(Your objective): Pick out each line containing the string "General".

(Given data):
= = = = =
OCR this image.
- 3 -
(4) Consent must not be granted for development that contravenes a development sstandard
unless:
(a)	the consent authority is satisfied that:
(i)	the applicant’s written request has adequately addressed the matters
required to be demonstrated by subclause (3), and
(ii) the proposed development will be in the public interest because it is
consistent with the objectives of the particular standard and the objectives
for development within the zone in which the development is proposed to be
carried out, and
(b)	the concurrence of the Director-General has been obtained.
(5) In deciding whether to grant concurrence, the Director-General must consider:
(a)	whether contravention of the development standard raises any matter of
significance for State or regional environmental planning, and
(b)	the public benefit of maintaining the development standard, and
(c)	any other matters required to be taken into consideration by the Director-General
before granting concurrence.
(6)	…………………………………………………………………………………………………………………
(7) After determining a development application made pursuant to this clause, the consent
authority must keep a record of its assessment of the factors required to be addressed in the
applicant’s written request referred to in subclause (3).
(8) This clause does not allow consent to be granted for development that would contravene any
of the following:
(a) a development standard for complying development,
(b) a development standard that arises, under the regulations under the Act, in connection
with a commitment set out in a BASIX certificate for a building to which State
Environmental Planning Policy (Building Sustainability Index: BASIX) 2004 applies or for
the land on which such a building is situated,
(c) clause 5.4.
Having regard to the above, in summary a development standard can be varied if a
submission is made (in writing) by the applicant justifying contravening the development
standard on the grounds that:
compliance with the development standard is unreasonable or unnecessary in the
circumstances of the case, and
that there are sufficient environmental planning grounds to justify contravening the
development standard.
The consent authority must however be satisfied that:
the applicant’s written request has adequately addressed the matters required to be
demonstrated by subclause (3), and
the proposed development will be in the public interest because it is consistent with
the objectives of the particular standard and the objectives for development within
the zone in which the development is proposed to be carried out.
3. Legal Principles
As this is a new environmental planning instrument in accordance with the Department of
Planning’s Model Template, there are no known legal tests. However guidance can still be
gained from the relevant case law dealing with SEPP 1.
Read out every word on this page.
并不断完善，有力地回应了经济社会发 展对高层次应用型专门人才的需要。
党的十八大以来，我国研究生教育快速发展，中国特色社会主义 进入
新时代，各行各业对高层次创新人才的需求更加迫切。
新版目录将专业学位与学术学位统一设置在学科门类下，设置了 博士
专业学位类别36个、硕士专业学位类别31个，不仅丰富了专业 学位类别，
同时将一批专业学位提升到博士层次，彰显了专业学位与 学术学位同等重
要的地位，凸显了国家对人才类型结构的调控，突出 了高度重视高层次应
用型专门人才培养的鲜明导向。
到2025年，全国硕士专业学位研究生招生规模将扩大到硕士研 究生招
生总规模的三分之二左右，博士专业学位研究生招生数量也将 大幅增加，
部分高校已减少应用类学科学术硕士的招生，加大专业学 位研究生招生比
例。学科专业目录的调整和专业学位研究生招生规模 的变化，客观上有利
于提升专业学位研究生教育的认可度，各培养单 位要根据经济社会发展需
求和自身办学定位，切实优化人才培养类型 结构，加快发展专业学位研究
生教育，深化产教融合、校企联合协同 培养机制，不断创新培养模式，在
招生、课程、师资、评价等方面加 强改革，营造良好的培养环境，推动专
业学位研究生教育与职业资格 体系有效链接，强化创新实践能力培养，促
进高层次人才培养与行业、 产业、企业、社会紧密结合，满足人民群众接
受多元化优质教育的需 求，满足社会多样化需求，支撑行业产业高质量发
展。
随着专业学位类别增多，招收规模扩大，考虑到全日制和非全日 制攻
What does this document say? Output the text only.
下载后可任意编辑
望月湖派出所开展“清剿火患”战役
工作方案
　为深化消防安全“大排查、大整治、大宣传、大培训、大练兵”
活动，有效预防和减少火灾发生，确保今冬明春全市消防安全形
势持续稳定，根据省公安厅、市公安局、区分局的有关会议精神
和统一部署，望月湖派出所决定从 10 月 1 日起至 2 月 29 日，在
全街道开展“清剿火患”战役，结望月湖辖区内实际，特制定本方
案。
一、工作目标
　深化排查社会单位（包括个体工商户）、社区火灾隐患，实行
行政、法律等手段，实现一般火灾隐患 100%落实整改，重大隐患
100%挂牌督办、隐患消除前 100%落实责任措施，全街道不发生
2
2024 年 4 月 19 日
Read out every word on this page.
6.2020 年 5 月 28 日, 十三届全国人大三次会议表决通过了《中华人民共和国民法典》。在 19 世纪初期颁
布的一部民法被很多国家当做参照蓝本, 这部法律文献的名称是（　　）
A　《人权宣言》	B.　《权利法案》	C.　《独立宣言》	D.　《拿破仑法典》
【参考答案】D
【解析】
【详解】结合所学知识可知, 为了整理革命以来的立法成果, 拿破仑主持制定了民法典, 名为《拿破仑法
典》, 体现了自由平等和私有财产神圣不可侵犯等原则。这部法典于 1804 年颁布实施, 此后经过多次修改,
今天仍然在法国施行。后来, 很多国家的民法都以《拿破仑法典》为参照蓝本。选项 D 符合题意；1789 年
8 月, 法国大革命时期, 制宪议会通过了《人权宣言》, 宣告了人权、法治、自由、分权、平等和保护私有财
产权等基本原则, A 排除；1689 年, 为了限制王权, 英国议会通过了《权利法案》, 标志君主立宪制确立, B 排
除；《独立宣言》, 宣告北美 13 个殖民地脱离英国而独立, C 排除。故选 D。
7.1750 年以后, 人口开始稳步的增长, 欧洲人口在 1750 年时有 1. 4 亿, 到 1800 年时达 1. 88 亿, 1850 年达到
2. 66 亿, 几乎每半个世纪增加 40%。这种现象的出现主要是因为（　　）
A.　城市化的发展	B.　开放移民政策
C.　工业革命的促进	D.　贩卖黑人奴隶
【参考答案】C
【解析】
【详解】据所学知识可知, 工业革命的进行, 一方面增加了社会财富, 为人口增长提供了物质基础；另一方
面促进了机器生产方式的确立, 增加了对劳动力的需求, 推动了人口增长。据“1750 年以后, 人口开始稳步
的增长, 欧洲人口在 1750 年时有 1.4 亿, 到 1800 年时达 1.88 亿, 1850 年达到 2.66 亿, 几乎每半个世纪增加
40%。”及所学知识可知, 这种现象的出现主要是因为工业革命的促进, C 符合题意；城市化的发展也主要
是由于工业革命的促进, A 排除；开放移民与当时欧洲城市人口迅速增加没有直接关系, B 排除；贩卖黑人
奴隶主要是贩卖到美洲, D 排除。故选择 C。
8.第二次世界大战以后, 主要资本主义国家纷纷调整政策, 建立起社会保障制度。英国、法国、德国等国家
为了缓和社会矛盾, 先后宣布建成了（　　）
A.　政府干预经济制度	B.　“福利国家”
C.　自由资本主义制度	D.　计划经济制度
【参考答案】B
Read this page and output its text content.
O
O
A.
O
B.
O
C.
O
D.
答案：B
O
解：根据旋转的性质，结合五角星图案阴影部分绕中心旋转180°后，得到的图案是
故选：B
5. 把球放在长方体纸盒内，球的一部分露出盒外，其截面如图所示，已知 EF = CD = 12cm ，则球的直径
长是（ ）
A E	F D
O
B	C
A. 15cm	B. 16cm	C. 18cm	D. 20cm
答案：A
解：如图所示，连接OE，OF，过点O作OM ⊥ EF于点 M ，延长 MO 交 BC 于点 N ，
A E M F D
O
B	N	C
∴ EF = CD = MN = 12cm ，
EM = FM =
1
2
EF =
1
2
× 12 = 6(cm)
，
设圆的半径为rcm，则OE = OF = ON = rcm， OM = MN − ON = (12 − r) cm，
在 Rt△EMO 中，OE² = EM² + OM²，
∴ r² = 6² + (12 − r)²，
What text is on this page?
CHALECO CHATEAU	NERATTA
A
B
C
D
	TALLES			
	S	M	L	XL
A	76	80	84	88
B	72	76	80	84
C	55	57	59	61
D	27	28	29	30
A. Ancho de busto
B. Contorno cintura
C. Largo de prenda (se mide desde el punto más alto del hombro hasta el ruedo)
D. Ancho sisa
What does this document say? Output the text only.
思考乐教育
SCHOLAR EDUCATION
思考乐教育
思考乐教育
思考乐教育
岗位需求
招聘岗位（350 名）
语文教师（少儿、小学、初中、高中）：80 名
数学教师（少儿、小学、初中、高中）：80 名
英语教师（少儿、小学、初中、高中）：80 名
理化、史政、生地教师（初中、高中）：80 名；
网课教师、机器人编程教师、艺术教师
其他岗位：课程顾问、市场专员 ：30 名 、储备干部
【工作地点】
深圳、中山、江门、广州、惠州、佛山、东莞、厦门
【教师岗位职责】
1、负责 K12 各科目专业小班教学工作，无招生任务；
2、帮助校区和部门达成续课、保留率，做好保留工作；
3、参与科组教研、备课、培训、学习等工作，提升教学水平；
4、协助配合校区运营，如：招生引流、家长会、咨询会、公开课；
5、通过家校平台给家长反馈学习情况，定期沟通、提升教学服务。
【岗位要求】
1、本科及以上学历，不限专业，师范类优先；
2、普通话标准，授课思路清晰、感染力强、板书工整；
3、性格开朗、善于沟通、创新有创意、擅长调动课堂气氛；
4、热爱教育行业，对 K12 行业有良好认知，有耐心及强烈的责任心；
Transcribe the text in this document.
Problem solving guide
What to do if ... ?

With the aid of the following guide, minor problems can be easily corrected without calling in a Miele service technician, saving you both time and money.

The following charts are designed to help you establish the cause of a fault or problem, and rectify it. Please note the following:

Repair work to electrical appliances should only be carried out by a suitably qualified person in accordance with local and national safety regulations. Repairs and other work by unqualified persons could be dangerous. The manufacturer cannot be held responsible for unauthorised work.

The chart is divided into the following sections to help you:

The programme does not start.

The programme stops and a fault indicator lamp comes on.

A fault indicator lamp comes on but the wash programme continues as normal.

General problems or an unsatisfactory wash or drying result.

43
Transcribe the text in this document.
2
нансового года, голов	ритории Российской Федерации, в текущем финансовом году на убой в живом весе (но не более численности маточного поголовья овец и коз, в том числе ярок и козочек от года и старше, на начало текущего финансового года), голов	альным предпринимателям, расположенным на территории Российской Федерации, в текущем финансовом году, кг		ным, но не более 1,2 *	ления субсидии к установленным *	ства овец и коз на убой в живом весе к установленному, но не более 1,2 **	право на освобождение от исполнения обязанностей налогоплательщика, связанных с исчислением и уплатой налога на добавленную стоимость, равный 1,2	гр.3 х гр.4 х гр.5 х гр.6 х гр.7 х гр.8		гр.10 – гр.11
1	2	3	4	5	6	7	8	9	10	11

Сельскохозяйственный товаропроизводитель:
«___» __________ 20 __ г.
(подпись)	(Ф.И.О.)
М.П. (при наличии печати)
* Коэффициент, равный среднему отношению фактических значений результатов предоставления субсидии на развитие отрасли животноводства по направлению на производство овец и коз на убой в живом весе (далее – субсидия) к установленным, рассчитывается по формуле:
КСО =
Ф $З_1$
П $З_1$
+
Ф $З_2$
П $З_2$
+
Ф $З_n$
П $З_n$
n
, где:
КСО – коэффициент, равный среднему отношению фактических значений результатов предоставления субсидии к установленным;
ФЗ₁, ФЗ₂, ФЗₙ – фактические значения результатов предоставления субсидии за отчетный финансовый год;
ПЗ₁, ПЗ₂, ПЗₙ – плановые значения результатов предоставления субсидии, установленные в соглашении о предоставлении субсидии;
= = = = =
(Problem solution):
(b)	the concurrence of the Director-General has been obtained.
(5) In deciding whether to grant concurrence, the Director-General must consider:
(c)	any other matters required to be taken into consideration by the Director-General
General problems or an unsatisfactory wash or drying result.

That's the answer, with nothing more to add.